EXERCISE INSTRUCTIONS. Collect every line that includes the string "this".

[Source records]
################

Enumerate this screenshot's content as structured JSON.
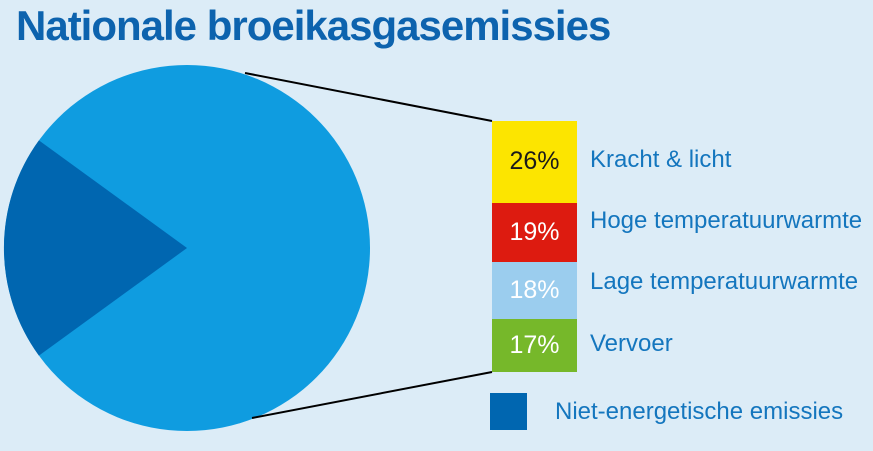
{
  "title": "Nationale broeikasgasemissies",
  "colors": {
    "background": "#dcecf7",
    "title_text": "#0d63ae",
    "label_text": "#1476be",
    "leader_line": "#000000",
    "pie_light": "#0f9ce0",
    "pie_dark": "#0066b0"
  },
  "chart_data": {
    "type": "pie",
    "title": "Nationale broeikasgasemissies",
    "unit": "%",
    "legend_position": "right",
    "pie": {
      "light_slice_value": 80,
      "light_slice_color": "#0f9ce0",
      "dark_slice_value": 20,
      "dark_slice_color": "#0066b0",
      "dark_slice_label": "Niet-energetische emissies",
      "note_value_shown": "dark slice percentage not printed in image; inferred as remainder of 26+19+18+17"
    },
    "detail_bar_segments": [
      {
        "label": "Kracht & licht",
        "value": 26,
        "pct_label": "26%",
        "color": "#fce500",
        "pct_color": "#1a1a1a"
      },
      {
        "label": "Hoge temperatuurwarmte",
        "value": 19,
        "pct_label": "19%",
        "color": "#dd1b10",
        "pct_color": "#ffffff"
      },
      {
        "label": "Lage temperatuurwarmte",
        "value": 18,
        "pct_label": "18%",
        "color": "#9bcdee",
        "pct_color": "#ffffff"
      },
      {
        "label": "Vervoer",
        "value": 17,
        "pct_label": "17%",
        "color": "#76b82a",
        "pct_color": "#ffffff"
      }
    ],
    "legend": [
      {
        "label": "Niet-energetische emissies",
        "color": "#0066b0"
      }
    ]
  }
}
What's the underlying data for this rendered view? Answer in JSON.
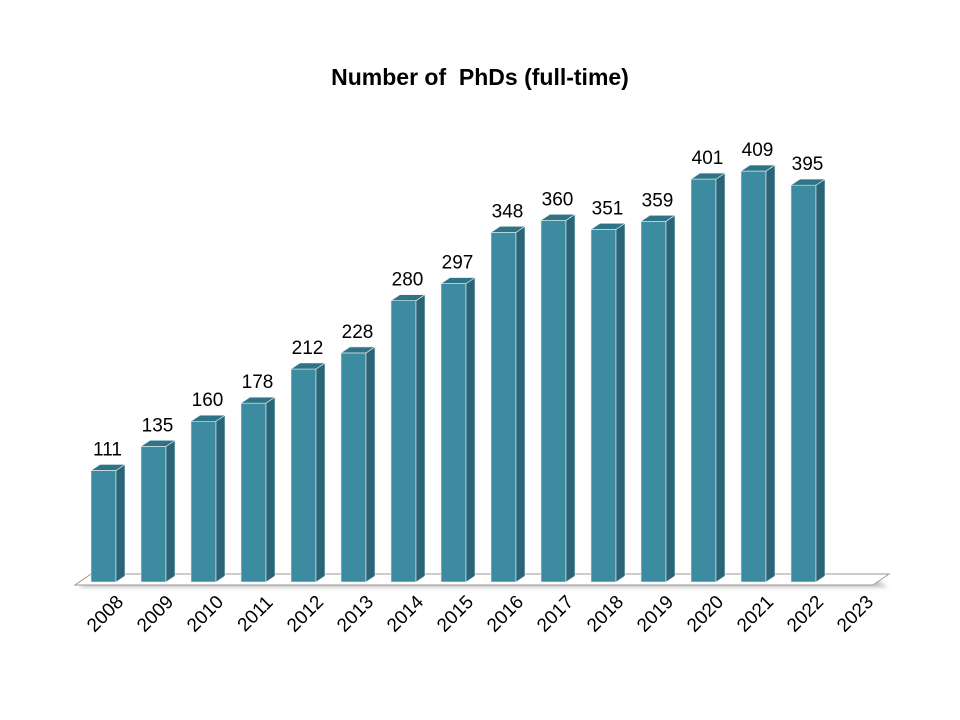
{
  "chart_data": {
    "type": "bar",
    "title": "Number of  PhDs (full-time)",
    "categories": [
      "2008",
      "2009",
      "2010",
      "2011",
      "2012",
      "2013",
      "2014",
      "2015",
      "2016",
      "2017",
      "2018",
      "2019",
      "2020",
      "2021",
      "2022",
      "2023"
    ],
    "values": [
      111,
      135,
      160,
      178,
      212,
      228,
      280,
      297,
      348,
      360,
      351,
      359,
      401,
      409,
      395,
      null
    ],
    "data_labels": [
      "111",
      "135",
      "160",
      "178",
      "212",
      "228",
      "280",
      "297",
      "348",
      "360",
      "351",
      "359",
      "401",
      "409",
      "395",
      ""
    ],
    "xlabel": "",
    "ylabel": "",
    "ylim": [
      0,
      420
    ],
    "grid": false,
    "legend": "none",
    "style": "3d-column"
  },
  "colors": {
    "bar_front": "#3d8ba1",
    "bar_side": "#2a6577",
    "bar_top": "#2f7486",
    "floor": "#ffffff",
    "floor_edge": "#9a9a9a"
  }
}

################

TASK SOLUTION.
Enumerate this screenshot's content as structured JSON.
What's the underlying data for this rendered view? Answer in JSON.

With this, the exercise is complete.